Stored records
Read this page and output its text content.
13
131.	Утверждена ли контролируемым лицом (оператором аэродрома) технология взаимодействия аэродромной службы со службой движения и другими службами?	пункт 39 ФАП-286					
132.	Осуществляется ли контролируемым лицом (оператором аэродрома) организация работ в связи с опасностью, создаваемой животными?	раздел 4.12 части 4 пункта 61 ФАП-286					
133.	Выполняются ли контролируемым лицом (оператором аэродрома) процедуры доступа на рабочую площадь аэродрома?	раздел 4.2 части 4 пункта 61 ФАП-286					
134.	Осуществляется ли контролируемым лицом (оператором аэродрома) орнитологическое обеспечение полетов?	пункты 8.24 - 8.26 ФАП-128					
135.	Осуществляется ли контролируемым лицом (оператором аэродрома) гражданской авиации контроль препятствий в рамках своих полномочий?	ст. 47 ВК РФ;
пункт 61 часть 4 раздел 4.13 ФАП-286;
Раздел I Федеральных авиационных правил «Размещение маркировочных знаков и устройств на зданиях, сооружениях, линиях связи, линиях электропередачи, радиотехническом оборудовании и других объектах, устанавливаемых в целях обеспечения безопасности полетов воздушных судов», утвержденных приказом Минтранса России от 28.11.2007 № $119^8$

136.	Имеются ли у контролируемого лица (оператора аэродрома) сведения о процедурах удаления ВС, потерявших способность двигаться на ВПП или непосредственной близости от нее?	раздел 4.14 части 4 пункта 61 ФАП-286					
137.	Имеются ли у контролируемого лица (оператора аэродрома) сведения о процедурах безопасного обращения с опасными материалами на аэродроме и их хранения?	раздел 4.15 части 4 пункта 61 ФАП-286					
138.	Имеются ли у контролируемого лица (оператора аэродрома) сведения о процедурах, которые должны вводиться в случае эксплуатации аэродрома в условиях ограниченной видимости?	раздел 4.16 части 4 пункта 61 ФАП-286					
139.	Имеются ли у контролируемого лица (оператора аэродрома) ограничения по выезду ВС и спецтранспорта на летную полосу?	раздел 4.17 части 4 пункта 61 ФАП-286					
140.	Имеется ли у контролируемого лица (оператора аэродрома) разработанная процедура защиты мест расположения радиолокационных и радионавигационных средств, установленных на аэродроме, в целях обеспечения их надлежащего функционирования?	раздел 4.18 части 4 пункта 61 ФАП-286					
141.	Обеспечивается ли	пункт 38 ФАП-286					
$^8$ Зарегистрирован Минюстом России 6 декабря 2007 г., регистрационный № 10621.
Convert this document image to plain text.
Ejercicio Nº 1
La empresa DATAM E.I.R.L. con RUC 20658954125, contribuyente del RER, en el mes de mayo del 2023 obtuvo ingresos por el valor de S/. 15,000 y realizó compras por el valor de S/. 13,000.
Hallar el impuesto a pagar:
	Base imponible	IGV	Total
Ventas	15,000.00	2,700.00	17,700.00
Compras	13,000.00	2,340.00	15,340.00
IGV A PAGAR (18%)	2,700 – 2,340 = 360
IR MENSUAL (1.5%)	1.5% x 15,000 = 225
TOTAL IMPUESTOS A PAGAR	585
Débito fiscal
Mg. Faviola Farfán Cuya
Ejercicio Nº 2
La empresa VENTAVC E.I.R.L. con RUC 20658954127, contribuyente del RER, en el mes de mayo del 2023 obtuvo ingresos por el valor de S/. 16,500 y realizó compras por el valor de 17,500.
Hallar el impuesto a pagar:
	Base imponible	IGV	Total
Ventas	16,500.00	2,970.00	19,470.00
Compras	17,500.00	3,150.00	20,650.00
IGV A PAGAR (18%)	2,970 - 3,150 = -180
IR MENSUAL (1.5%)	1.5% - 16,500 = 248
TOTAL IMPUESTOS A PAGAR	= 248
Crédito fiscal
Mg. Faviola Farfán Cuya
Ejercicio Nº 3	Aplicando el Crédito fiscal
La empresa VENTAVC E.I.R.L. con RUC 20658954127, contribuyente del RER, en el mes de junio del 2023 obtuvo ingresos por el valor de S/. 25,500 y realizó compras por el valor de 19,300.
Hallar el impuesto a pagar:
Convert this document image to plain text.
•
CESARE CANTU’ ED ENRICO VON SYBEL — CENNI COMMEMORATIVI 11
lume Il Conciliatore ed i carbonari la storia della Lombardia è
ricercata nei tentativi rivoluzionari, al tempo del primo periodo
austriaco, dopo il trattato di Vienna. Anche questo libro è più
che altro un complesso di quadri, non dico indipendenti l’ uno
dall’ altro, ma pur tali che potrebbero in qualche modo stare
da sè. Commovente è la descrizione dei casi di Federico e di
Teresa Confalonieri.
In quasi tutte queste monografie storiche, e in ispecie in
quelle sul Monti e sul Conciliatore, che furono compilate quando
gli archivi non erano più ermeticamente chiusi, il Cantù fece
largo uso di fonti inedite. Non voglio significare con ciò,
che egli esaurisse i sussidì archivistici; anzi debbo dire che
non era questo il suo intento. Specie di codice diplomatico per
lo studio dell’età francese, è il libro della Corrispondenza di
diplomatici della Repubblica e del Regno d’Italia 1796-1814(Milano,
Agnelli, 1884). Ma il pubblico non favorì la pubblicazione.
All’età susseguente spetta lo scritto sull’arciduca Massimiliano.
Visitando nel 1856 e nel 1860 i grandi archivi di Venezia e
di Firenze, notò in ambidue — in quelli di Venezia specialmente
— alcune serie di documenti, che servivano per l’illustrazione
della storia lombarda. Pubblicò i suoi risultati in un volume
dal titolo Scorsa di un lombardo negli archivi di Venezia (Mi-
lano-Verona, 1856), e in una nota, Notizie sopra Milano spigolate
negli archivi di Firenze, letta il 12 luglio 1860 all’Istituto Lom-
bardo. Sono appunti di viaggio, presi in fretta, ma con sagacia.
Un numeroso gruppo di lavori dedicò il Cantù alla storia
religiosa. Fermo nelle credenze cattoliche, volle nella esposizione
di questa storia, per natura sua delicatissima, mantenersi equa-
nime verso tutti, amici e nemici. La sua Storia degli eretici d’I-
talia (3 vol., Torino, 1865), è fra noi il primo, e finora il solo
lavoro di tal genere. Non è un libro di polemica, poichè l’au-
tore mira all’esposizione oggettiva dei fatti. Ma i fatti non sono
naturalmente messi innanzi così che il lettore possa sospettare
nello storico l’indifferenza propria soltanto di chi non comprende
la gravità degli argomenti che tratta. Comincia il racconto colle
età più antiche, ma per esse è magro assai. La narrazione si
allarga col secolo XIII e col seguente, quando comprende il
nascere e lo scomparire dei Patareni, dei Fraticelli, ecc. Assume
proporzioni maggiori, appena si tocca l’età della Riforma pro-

### Exercise
Reproduce the records above exactly as they appear.

### Answer
Read this page and output its text content.
13
131.	Утверждена ли контролируемым лицом (оператором аэродрома) технология взаимодействия аэродромной службы со службой движения и другими службами?	пункт 39 ФАП-286					
132.	Осуществляется ли контролируемым лицом (оператором аэродрома) организация работ в связи с опасностью, создаваемой животными?	раздел 4.12 части 4 пункта 61 ФАП-286					
133.	Выполняются ли контролируемым лицом (оператором аэродрома) процедуры доступа на рабочую площадь аэродрома?	раздел 4.2 части 4 пункта 61 ФАП-286					
134.	Осуществляется ли контролируемым лицом (оператором аэродрома) орнитологическое обеспечение полетов?	пункты 8.24 - 8.26 ФАП-128					
135.	Осуществляется ли контролируемым лицом (оператором аэродрома) гражданской авиации контроль препятствий в рамках своих полномочий?	ст. 47 ВК РФ;
пункт 61 часть 4 раздел 4.13 ФАП-286;
Раздел I Федеральных авиационных правил «Размещение маркировочных знаков и устройств на зданиях, сооружениях, линиях связи, линиях электропередачи, радиотехническом оборудовании и других объектах, устанавливаемых в целях обеспечения безопасности полетов воздушных судов», утвержденных приказом Минтранса России от 28.11.2007 № $119^8$

136.	Имеются ли у контролируемого лица (оператора аэродрома) сведения о процедурах удаления ВС, потерявших способность двигаться на ВПП или непосредственной близости от нее?	раздел 4.14 части 4 пункта 61 ФАП-286					
137.	Имеются ли у контролируемого лица (оператора аэродрома) сведения о процедурах безопасного обращения с опасными материалами на аэродроме и их хранения?	раздел 4.15 части 4 пункта 61 ФАП-286					
138.	Имеются ли у контролируемого лица (оператора аэродрома) сведения о процедурах, которые должны вводиться в случае эксплуатации аэродрома в условиях ограниченной видимости?	раздел 4.16 части 4 пункта 61 ФАП-286					
139.	Имеются ли у контролируемого лица (оператора аэродрома) ограничения по выезду ВС и спецтранспорта на летную полосу?	раздел 4.17 части 4 пункта 61 ФАП-286					
140.	Имеется ли у контролируемого лица (оператора аэродрома) разработанная процедура защиты мест расположения радиолокационных и радионавигационных средств, установленных на аэродроме, в целях обеспечения их надлежащего функционирования?	раздел 4.18 части 4 пункта 61 ФАП-286					
141.	Обеспечивается ли	пункт 38 ФАП-286					
$^8$ Зарегистрирован Минюстом России 6 декабря 2007 г., регистрационный № 10621.
Convert this document image to plain text.
Ejercicio Nº 1
La empresa DATAM E.I.R.L. con RUC 20658954125, contribuyente del RER, en el mes de mayo del 2023 obtuvo ingresos por el valor de S/. 15,000 y realizó compras por el valor de S/. 13,000.
Hallar el impuesto a pagar:
	Base imponible	IGV	Total
Ventas	15,000.00	2,700.00	17,700.00
Compras	13,000.00	2,340.00	15,340.00
IGV A PAGAR (18%)	2,700 – 2,340 = 360
IR MENSUAL (1.5%)	1.5% x 15,000 = 225
TOTAL IMPUESTOS A PAGAR	585
Débito fiscal
Mg. Faviola Farfán Cuya
Ejercicio Nº 2
La empresa VENTAVC E.I.R.L. con RUC 20658954127, contribuyente del RER, en el mes de mayo del 2023 obtuvo ingresos por el valor de S/. 16,500 y realizó compras por el valor de 17,500.
Hallar el impuesto a pagar:
	Base imponible	IGV	Total
Ventas	16,500.00	2,970.00	19,470.00
Compras	17,500.00	3,150.00	20,650.00
IGV A PAGAR (18%)	2,970 - 3,150 = -180
IR MENSUAL (1.5%)	1.5% - 16,500 = 248
TOTAL IMPUESTOS A PAGAR	= 248
Crédito fiscal
Mg. Faviola Farfán Cuya
Ejercicio Nº 3	Aplicando el Crédito fiscal
La empresa VENTAVC E.I.R.L. con RUC 20658954127, contribuyente del RER, en el mes de junio del 2023 obtuvo ingresos por el valor de S/. 25,500 y realizó compras por el valor de 19,300.
Hallar el impuesto a pagar:
Convert this document image to plain text.
•
CESARE CANTU’ ED ENRICO VON SYBEL — CENNI COMMEMORATIVI 11
lume Il Conciliatore ed i carbonari la storia della Lombardia è
ricercata nei tentativi rivoluzionari, al tempo del primo periodo
austriaco, dopo il trattato di Vienna. Anche questo libro è più
che altro un complesso di quadri, non dico indipendenti l’ uno
dall’ altro, ma pur tali che potrebbero in qualche modo stare
da sè. Commovente è la descrizione dei casi di Federico e di
Teresa Confalonieri.
In quasi tutte queste monografie storiche, e in ispecie in
quelle sul Monti e sul Conciliatore, che furono compilate quando
gli archivi non erano più ermeticamente chiusi, il Cantù fece
largo uso di fonti inedite. Non voglio significare con ciò,
che egli esaurisse i sussidì archivistici; anzi debbo dire che
non era questo il suo intento. Specie di codice diplomatico per
lo studio dell’età francese, è il libro della Corrispondenza di
diplomatici della Repubblica e del Regno d’Italia 1796-1814(Milano,
Agnelli, 1884). Ma il pubblico non favorì la pubblicazione.
All’età susseguente spetta lo scritto sull’arciduca Massimiliano.
Visitando nel 1856 e nel 1860 i grandi archivi di Venezia e
di Firenze, notò in ambidue — in quelli di Venezia specialmente
— alcune serie di documenti, che servivano per l’illustrazione
della storia lombarda. Pubblicò i suoi risultati in un volume
dal titolo Scorsa di un lombardo negli archivi di Venezia (Mi-
lano-Verona, 1856), e in una nota, Notizie sopra Milano spigolate
negli archivi di Firenze, letta il 12 luglio 1860 all’Istituto Lom-
bardo. Sono appunti di viaggio, presi in fretta, ma con sagacia.
Un numeroso gruppo di lavori dedicò il Cantù alla storia
religiosa. Fermo nelle credenze cattoliche, volle nella esposizione
di questa storia, per natura sua delicatissima, mantenersi equa-
nime verso tutti, amici e nemici. La sua Storia degli eretici d’I-
talia (3 vol., Torino, 1865), è fra noi il primo, e finora il solo
lavoro di tal genere. Non è un libro di polemica, poichè l’au-
tore mira all’esposizione oggettiva dei fatti. Ma i fatti non sono
naturalmente messi innanzi così che il lettore possa sospettare
nello storico l’indifferenza propria soltanto di chi non comprende
la gravità degli argomenti che tratta. Comincia il racconto colle
età più antiche, ma per esse è magro assai. La narrazione si
allarga col secolo XIII e col seguente, quando comprende il
nascere e lo scomparire dei Patareni, dei Fraticelli, ecc. Assume
proporzioni maggiori, appena si tocca l’età della Riforma pro-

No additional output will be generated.